## THE DATA
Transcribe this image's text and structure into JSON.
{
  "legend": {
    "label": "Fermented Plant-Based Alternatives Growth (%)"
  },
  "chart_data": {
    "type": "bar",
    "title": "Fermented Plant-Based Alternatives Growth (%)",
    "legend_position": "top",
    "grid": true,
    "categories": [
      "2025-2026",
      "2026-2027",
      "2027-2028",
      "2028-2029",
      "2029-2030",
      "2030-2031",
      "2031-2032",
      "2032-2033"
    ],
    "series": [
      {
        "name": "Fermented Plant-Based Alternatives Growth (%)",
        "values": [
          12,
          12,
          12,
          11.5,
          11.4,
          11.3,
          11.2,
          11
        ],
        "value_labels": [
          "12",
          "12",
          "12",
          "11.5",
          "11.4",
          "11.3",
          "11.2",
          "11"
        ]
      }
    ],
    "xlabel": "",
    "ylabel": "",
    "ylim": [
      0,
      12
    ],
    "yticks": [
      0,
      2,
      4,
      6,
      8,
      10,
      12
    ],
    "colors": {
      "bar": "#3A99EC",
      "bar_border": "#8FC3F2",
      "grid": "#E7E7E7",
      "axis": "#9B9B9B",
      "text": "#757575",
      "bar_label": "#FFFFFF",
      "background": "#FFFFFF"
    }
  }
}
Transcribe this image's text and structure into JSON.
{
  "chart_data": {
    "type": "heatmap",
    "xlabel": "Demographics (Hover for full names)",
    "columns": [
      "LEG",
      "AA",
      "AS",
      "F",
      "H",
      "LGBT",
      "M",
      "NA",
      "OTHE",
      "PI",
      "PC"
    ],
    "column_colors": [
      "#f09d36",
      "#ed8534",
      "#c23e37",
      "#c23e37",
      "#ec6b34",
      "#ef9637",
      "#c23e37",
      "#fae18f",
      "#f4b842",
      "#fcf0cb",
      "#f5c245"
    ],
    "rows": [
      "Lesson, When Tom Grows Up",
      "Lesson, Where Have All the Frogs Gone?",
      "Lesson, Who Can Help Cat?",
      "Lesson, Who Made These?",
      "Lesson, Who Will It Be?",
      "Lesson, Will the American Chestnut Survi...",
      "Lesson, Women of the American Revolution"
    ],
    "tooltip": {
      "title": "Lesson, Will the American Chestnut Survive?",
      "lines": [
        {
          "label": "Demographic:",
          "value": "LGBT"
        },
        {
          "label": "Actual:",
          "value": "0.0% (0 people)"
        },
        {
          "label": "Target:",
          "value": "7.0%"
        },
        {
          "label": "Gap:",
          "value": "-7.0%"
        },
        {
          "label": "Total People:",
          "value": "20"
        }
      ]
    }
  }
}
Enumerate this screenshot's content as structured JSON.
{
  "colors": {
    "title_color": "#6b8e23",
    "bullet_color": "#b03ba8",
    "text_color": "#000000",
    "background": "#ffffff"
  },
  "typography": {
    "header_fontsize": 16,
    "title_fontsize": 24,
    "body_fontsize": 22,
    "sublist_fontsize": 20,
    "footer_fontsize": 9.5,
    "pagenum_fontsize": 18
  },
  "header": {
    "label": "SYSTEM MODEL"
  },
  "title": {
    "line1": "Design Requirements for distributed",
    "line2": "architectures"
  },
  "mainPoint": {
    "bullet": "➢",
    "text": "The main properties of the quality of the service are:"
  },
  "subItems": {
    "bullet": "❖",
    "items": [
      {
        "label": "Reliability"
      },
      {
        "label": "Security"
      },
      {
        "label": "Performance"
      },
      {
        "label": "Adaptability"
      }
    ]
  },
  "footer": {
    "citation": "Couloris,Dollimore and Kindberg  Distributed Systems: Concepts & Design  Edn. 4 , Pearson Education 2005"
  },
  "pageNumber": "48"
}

## YOUR INSTRUCTIONS
Make an exact copy of the records.

## RESPONSE
Transcribe this image's text and structure into JSON.
{
  "legend": {
    "label": "Fermented Plant-Based Alternatives Growth (%)"
  },
  "chart_data": {
    "type": "bar",
    "title": "Fermented Plant-Based Alternatives Growth (%)",
    "legend_position": "top",
    "grid": true,
    "categories": [
      "2025-2026",
      "2026-2027",
      "2027-2028",
      "2028-2029",
      "2029-2030",
      "2030-2031",
      "2031-2032",
      "2032-2033"
    ],
    "series": [
      {
        "name": "Fermented Plant-Based Alternatives Growth (%)",
        "values": [
          12,
          12,
          12,
          11.5,
          11.4,
          11.3,
          11.2,
          11
        ],
        "value_labels": [
          "12",
          "12",
          "12",
          "11.5",
          "11.4",
          "11.3",
          "11.2",
          "11"
        ]
      }
    ],
    "xlabel": "",
    "ylabel": "",
    "ylim": [
      0,
      12
    ],
    "yticks": [
      0,
      2,
      4,
      6,
      8,
      10,
      12
    ],
    "colors": {
      "bar": "#3A99EC",
      "bar_border": "#8FC3F2",
      "grid": "#E7E7E7",
      "axis": "#9B9B9B",
      "text": "#757575",
      "bar_label": "#FFFFFF",
      "background": "#FFFFFF"
    }
  }
}
Transcribe this image's text and structure into JSON.
{
  "chart_data": {
    "type": "heatmap",
    "xlabel": "Demographics (Hover for full names)",
    "columns": [
      "LEG",
      "AA",
      "AS",
      "F",
      "H",
      "LGBT",
      "M",
      "NA",
      "OTHE",
      "PI",
      "PC"
    ],
    "column_colors": [
      "#f09d36",
      "#ed8534",
      "#c23e37",
      "#c23e37",
      "#ec6b34",
      "#ef9637",
      "#c23e37",
      "#fae18f",
      "#f4b842",
      "#fcf0cb",
      "#f5c245"
    ],
    "rows": [
      "Lesson, When Tom Grows Up",
      "Lesson, Where Have All the Frogs Gone?",
      "Lesson, Who Can Help Cat?",
      "Lesson, Who Made These?",
      "Lesson, Who Will It Be?",
      "Lesson, Will the American Chestnut Survi...",
      "Lesson, Women of the American Revolution"
    ],
    "tooltip": {
      "title": "Lesson, Will the American Chestnut Survive?",
      "lines": [
        {
          "label": "Demographic:",
          "value": "LGBT"
        },
        {
          "label": "Actual:",
          "value": "0.0% (0 people)"
        },
        {
          "label": "Target:",
          "value": "7.0%"
        },
        {
          "label": "Gap:",
          "value": "-7.0%"
        },
        {
          "label": "Total People:",
          "value": "20"
        }
      ]
    }
  }
}
Enumerate this screenshot's content as structured JSON.
{
  "colors": {
    "title_color": "#6b8e23",
    "bullet_color": "#b03ba8",
    "text_color": "#000000",
    "background": "#ffffff"
  },
  "typography": {
    "header_fontsize": 16,
    "title_fontsize": 24,
    "body_fontsize": 22,
    "sublist_fontsize": 20,
    "footer_fontsize": 9.5,
    "pagenum_fontsize": 18
  },
  "header": {
    "label": "SYSTEM MODEL"
  },
  "title": {
    "line1": "Design Requirements for distributed",
    "line2": "architectures"
  },
  "mainPoint": {
    "bullet": "➢",
    "text": "The main properties of the quality of the service are:"
  },
  "subItems": {
    "bullet": "❖",
    "items": [
      {
        "label": "Reliability"
      },
      {
        "label": "Security"
      },
      {
        "label": "Performance"
      },
      {
        "label": "Adaptability"
      }
    ]
  },
  "footer": {
    "citation": "Couloris,Dollimore and Kindberg  Distributed Systems: Concepts & Design  Edn. 4 , Pearson Education 2005"
  },
  "pageNumber": "48"
}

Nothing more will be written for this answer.